Set task: Output every line below exactly.

Entries from a dataset

········

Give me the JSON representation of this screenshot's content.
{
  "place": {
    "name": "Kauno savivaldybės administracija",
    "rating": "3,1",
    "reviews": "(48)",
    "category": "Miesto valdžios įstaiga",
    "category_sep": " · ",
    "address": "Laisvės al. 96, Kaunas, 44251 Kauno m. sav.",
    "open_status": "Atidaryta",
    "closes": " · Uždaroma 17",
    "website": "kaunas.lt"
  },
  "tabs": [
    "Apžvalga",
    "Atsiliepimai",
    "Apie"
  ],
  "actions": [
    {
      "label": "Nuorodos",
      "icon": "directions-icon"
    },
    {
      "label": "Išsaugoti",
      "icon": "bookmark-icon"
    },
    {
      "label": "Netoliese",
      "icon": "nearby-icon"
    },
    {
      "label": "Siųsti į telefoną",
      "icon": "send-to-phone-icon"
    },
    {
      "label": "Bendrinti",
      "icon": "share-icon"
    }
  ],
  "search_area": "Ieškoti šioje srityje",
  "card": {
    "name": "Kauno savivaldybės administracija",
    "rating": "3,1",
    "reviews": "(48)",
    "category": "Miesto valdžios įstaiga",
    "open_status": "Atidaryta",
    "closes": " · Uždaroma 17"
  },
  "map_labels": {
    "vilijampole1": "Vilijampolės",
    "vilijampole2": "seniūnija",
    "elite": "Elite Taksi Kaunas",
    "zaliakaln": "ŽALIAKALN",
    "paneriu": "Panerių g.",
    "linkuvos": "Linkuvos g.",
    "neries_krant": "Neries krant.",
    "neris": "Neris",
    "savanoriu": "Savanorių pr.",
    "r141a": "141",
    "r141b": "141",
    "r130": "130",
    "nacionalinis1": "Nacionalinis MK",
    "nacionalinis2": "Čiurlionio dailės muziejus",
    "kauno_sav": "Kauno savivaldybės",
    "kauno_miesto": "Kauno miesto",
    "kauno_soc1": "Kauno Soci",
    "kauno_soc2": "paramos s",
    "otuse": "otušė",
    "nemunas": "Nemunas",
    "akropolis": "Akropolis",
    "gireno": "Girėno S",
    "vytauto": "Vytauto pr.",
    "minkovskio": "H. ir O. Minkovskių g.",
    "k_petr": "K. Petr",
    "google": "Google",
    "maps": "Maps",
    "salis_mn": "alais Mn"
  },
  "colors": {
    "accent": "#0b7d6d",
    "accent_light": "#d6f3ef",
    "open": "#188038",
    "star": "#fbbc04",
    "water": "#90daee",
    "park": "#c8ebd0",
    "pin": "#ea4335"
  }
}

········

Solution for this task:
Give me the JSON representation of this screenshot's content.
{
  "place": {
    "name": "Kauno savivaldybės administracija",
    "rating": "3,1",
    "reviews": "(48)",
    "category": "Miesto valdžios įstaiga",
    "category_sep": " · ",
    "address": "Laisvės al. 96, Kaunas, 44251 Kauno m. sav.",
    "open_status": "Atidaryta",
    "closes": " · Uždaroma 17",
    "website": "kaunas.lt"
  },
  "tabs": [
    "Apžvalga",
    "Atsiliepimai",
    "Apie"
  ],
  "actions": [
    {
      "label": "Nuorodos",
      "icon": "directions-icon"
    },
    {
      "label": "Išsaugoti",
      "icon": "bookmark-icon"
    },
    {
      "label": "Netoliese",
      "icon": "nearby-icon"
    },
    {
      "label": "Siųsti į telefoną",
      "icon": "send-to-phone-icon"
    },
    {
      "label": "Bendrinti",
      "icon": "share-icon"
    }
  ],
  "search_area": "Ieškoti šioje srityje",
  "card": {
    "name": "Kauno savivaldybės administracija",
    "rating": "3,1",
    "reviews": "(48)",
    "category": "Miesto valdžios įstaiga",
    "open_status": "Atidaryta",
    "closes": " · Uždaroma 17"
  },
  "map_labels": {
    "vilijampole1": "Vilijampolės",
    "vilijampole2": "seniūnija",
    "elite": "Elite Taksi Kaunas",
    "zaliakaln": "ŽALIAKALN",
    "paneriu": "Panerių g.",
    "linkuvos": "Linkuvos g.",
    "neries_krant": "Neries krant.",
    "neris": "Neris",
    "savanoriu": "Savanorių pr.",
    "r141a": "141",
    "r141b": "141",
    "r130": "130",
    "nacionalinis1": "Nacionalinis MK",
    "nacionalinis2": "Čiurlionio dailės muziejus",
    "kauno_sav": "Kauno savivaldybės",
    "kauno_miesto": "Kauno miesto",
    "kauno_soc1": "Kauno Soci",
    "kauno_soc2": "paramos s",
    "otuse": "otušė",
    "nemunas": "Nemunas",
    "akropolis": "Akropolis",
    "gireno": "Girėno S",
    "vytauto": "Vytauto pr.",
    "minkovskio": "H. ir O. Minkovskių g.",
    "k_petr": "K. Petr",
    "google": "Google",
    "maps": "Maps",
    "salis_mn": "alais Mn"
  },
  "colors": {
    "accent": "#0b7d6d",
    "accent_light": "#d6f3ef",
    "open": "#188038",
    "star": "#fbbc04",
    "water": "#90daee",
    "park": "#c8ebd0",
    "pin": "#ea4335"
  }
}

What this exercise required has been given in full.